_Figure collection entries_

* * *

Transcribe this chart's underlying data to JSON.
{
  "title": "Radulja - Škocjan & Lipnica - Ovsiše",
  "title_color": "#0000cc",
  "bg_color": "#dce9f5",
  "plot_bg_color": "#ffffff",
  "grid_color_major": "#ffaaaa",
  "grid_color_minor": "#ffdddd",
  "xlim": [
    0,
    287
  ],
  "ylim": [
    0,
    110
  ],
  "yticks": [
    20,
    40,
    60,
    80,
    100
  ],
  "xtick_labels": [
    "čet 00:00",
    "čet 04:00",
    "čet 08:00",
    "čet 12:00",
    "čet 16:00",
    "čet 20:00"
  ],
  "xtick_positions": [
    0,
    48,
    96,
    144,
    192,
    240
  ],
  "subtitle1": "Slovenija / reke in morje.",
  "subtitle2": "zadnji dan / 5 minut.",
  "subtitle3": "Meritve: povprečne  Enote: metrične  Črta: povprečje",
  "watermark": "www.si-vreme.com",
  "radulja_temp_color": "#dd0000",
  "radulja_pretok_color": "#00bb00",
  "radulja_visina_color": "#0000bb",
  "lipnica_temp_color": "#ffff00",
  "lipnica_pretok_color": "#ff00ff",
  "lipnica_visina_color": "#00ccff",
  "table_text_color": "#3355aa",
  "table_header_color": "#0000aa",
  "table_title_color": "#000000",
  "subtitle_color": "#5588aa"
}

* * *

_Set task_
Every line above needs to be retyped exactly.

_Exercise result_
Transcribe this chart's underlying data to JSON.
{
  "title": "Radulja - Škocjan & Lipnica - Ovsiše",
  "title_color": "#0000cc",
  "bg_color": "#dce9f5",
  "plot_bg_color": "#ffffff",
  "grid_color_major": "#ffaaaa",
  "grid_color_minor": "#ffdddd",
  "xlim": [
    0,
    287
  ],
  "ylim": [
    0,
    110
  ],
  "yticks": [
    20,
    40,
    60,
    80,
    100
  ],
  "xtick_labels": [
    "čet 00:00",
    "čet 04:00",
    "čet 08:00",
    "čet 12:00",
    "čet 16:00",
    "čet 20:00"
  ],
  "xtick_positions": [
    0,
    48,
    96,
    144,
    192,
    240
  ],
  "subtitle1": "Slovenija / reke in morje.",
  "subtitle2": "zadnji dan / 5 minut.",
  "subtitle3": "Meritve: povprečne  Enote: metrične  Črta: povprečje",
  "watermark": "www.si-vreme.com",
  "radulja_temp_color": "#dd0000",
  "radulja_pretok_color": "#00bb00",
  "radulja_visina_color": "#0000bb",
  "lipnica_temp_color": "#ffff00",
  "lipnica_pretok_color": "#ff00ff",
  "lipnica_visina_color": "#00ccff",
  "table_text_color": "#3355aa",
  "table_header_color": "#0000aa",
  "table_title_color": "#000000",
  "subtitle_color": "#5588aa"
}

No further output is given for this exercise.